Task directions => From the entries below, extract every line that includes the word "JSON".

Dataset records =>
┄┄┄┄┄┄┄┄┄┄┄┄┄┄┄┄┄┄┄┄
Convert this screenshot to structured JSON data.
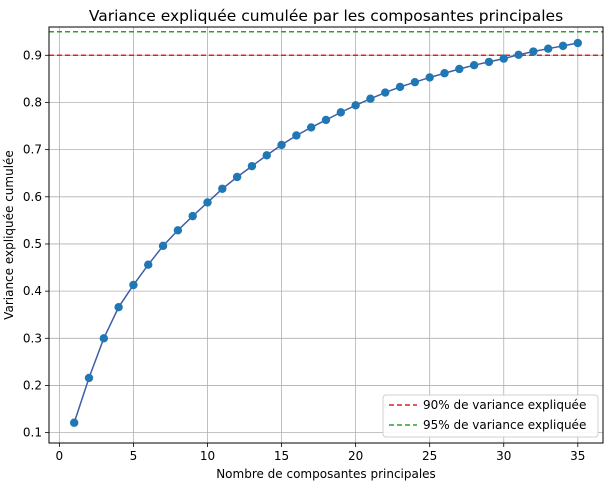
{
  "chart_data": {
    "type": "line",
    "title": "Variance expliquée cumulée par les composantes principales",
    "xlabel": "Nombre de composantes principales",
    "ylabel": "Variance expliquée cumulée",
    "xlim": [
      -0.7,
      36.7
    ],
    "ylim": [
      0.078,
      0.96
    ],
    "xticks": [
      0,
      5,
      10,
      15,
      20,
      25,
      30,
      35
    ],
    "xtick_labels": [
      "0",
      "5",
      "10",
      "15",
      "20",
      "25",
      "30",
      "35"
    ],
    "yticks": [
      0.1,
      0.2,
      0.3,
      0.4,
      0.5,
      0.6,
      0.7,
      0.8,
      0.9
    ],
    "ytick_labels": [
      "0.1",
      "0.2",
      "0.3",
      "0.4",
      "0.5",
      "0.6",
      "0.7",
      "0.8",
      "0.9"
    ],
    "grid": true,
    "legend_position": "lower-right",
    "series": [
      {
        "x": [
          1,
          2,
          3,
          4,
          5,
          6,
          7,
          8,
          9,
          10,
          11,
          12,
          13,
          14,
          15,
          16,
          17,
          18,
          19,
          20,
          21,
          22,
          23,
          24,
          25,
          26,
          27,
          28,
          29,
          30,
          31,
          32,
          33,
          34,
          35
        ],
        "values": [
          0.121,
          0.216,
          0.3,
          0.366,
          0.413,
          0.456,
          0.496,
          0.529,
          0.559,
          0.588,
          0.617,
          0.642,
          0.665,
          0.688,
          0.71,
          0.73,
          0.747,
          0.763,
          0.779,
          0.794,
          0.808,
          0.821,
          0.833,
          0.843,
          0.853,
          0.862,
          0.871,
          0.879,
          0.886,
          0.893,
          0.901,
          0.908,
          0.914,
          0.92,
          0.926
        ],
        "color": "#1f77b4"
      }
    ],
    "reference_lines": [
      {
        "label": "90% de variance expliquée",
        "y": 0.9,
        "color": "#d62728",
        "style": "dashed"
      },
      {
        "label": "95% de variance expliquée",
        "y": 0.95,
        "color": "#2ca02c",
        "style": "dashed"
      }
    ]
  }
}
┄┄┄┄┄┄┄┄┄┄┄┄┄┄┄┄┄┄┄┄
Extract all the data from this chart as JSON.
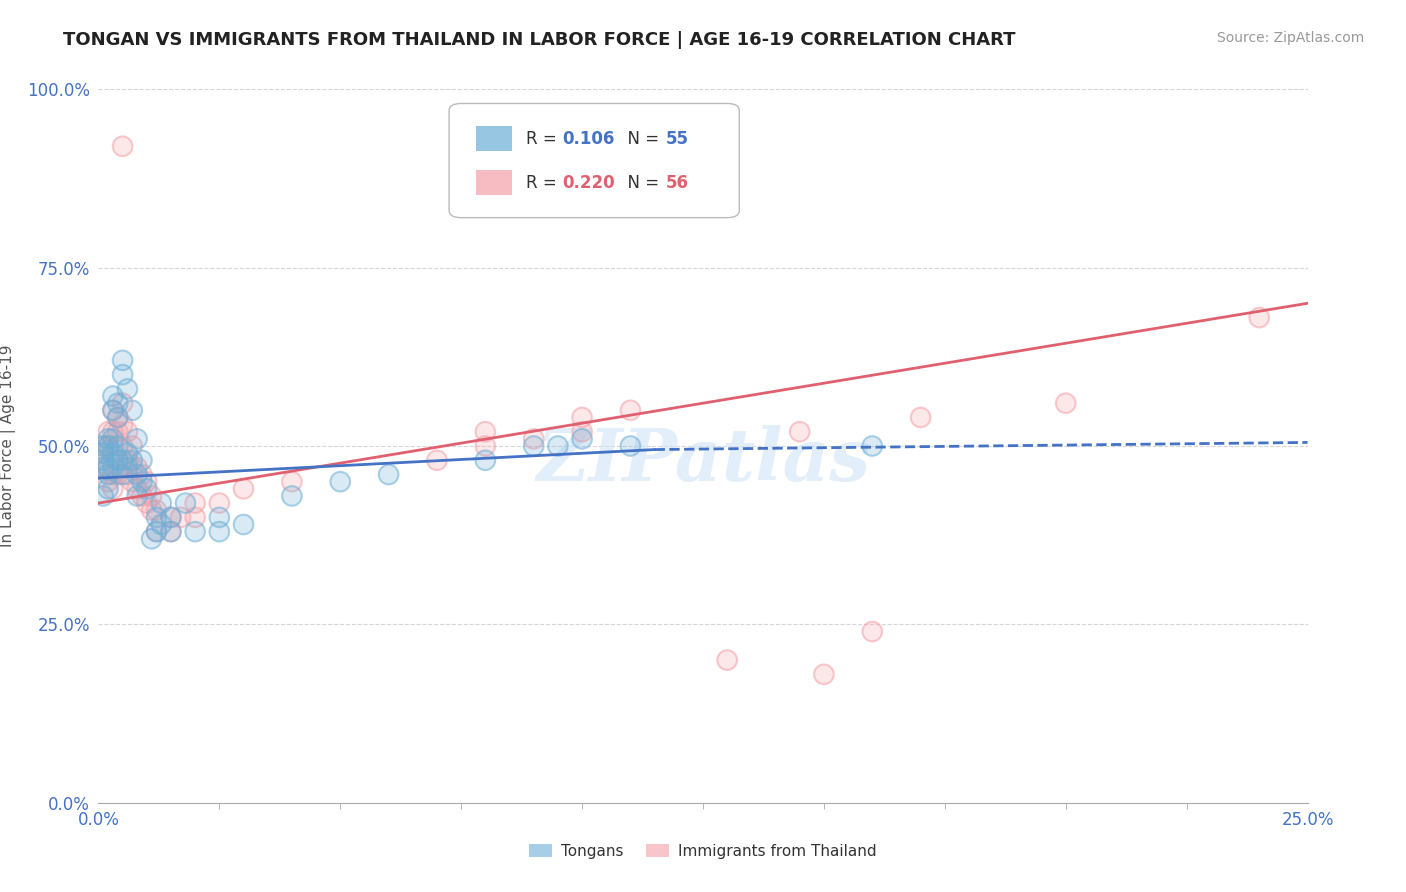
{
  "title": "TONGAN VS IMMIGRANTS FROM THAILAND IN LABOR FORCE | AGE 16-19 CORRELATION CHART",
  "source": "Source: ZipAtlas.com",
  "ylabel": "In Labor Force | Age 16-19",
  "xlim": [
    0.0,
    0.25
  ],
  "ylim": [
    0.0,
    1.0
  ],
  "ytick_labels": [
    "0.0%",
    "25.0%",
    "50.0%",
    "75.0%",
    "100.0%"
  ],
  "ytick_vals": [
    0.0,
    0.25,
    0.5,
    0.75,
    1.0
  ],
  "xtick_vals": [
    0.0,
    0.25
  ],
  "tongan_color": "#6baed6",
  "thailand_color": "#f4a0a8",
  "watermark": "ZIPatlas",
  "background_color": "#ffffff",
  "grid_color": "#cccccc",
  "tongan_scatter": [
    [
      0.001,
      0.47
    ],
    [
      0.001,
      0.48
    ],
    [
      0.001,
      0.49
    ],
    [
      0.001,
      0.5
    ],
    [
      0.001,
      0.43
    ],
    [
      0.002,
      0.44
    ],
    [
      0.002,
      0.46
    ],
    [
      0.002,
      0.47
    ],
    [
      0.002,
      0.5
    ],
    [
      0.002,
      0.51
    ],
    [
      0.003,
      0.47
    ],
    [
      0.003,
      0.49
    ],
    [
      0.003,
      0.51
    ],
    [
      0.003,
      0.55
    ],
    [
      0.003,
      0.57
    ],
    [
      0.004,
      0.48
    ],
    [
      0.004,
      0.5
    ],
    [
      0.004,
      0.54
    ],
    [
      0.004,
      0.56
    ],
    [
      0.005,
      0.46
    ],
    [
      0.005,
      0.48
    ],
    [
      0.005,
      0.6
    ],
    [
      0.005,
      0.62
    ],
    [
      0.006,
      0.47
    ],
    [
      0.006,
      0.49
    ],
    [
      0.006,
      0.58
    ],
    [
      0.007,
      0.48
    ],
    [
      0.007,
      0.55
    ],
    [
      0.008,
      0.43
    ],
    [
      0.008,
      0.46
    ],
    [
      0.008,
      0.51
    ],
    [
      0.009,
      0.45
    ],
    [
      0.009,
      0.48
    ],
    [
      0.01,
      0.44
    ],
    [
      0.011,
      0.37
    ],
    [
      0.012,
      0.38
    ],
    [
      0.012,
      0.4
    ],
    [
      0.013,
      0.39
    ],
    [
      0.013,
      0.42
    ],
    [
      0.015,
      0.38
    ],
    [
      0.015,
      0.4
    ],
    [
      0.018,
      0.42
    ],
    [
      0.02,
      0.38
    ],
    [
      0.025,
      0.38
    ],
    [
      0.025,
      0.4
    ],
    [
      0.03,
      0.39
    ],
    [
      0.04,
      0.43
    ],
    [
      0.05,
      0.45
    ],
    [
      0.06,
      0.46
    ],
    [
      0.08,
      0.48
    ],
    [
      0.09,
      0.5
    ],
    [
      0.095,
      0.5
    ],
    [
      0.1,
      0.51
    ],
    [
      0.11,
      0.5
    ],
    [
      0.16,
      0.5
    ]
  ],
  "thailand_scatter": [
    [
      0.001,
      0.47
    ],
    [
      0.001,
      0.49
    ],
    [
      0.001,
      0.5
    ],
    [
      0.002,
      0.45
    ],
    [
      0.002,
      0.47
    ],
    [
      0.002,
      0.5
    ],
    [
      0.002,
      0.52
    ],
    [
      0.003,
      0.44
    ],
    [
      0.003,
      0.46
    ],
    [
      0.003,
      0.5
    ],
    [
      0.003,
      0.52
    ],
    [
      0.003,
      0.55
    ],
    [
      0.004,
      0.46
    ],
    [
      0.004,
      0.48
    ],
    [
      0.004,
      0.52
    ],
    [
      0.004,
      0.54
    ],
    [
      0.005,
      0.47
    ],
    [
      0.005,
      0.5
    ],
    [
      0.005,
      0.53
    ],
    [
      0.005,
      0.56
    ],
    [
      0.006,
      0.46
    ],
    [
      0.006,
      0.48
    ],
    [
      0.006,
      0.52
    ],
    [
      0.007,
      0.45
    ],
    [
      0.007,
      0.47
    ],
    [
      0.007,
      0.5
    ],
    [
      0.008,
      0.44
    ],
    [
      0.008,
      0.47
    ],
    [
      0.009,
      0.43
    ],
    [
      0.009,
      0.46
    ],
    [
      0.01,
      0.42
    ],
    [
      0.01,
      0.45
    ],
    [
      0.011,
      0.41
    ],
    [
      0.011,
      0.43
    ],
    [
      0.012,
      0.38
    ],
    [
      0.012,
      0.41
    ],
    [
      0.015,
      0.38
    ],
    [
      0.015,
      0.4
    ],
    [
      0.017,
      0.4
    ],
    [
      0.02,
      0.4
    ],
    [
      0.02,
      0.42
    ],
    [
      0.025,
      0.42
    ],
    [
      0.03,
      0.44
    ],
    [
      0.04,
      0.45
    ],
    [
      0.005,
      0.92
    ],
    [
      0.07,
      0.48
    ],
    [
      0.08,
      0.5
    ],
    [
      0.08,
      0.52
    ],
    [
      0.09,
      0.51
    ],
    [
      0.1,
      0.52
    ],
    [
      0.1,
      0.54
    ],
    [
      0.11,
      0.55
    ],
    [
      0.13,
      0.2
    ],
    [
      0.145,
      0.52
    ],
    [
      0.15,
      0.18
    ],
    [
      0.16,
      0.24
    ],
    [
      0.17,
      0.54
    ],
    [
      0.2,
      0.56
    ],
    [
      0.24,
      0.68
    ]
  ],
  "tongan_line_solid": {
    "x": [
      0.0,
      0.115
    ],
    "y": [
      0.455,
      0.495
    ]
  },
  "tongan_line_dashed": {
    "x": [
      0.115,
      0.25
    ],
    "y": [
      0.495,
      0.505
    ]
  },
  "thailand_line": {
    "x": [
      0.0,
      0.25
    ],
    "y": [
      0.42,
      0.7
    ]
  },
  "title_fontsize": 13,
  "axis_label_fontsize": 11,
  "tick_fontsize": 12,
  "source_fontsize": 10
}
┄┄┄┄┄┄┄┄┄┄┄┄┄┄┄┄┄┄┄┄
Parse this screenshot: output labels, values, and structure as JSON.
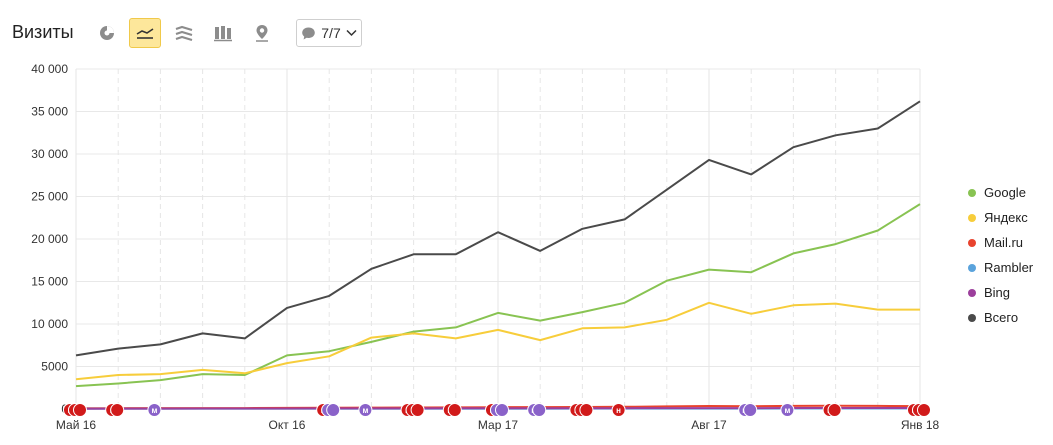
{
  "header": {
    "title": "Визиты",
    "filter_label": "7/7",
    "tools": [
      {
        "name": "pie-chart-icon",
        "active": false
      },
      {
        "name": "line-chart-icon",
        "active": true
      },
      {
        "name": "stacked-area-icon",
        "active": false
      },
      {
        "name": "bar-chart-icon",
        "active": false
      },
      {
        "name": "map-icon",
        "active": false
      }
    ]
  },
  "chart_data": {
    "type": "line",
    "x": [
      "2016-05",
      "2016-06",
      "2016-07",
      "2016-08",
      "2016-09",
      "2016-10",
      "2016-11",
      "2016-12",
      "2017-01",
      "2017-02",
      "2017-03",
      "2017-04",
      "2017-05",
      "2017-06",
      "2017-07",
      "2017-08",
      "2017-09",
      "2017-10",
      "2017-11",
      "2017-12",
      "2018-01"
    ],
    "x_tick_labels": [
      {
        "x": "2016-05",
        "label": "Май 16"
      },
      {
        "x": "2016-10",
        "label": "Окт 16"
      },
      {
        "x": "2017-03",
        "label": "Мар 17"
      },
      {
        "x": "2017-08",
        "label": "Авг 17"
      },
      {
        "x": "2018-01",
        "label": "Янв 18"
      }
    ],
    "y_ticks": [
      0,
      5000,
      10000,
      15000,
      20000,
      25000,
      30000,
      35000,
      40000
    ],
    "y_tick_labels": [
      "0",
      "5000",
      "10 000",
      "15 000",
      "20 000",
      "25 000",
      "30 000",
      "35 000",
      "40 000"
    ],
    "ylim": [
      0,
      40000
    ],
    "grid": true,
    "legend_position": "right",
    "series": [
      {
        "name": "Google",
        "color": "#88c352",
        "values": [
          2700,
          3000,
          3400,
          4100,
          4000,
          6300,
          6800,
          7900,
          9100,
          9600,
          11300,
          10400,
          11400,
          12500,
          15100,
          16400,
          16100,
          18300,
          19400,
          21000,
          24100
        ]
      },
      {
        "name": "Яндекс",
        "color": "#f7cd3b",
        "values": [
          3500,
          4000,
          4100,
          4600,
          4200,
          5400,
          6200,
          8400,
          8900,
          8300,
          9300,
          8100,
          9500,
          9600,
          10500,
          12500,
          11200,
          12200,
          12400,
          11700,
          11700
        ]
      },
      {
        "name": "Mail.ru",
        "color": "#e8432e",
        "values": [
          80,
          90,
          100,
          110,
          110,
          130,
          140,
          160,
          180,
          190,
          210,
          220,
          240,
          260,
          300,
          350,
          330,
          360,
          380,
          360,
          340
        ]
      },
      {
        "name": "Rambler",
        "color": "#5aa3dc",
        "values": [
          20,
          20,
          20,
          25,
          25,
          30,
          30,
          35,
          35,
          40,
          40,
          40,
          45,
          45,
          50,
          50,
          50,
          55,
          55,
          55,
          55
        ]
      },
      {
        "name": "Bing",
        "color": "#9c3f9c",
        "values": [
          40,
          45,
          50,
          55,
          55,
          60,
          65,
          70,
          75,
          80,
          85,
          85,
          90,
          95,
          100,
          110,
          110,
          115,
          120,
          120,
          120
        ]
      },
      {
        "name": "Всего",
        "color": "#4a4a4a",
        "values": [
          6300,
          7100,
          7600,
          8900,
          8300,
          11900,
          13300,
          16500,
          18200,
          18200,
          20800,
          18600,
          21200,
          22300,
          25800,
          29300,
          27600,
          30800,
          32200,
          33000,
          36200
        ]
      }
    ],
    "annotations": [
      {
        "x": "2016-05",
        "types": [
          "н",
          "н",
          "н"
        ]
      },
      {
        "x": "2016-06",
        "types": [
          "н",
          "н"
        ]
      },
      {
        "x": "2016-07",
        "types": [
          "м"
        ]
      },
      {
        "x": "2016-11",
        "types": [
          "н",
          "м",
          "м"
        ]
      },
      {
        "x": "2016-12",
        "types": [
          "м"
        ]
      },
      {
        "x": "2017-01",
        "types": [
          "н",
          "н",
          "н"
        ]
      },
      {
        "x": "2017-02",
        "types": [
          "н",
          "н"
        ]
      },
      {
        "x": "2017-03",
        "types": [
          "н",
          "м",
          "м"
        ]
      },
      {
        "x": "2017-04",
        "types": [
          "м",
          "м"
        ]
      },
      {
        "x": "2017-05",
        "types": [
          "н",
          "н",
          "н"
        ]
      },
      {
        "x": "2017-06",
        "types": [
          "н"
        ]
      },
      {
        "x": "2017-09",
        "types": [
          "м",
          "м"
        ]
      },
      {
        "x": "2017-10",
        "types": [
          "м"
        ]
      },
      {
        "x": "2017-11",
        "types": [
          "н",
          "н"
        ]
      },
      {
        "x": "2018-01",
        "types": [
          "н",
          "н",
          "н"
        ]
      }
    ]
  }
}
┄┄┄┄┄┄┄┄┄┄┄┄┄┄┄┄┄┄┄┄
Response to this exercise =>
Convert this screenshot to structured JSON data.
Extract all the data from this chart as JSON.
Parse this screenshot: output labels, values, and structure as JSON.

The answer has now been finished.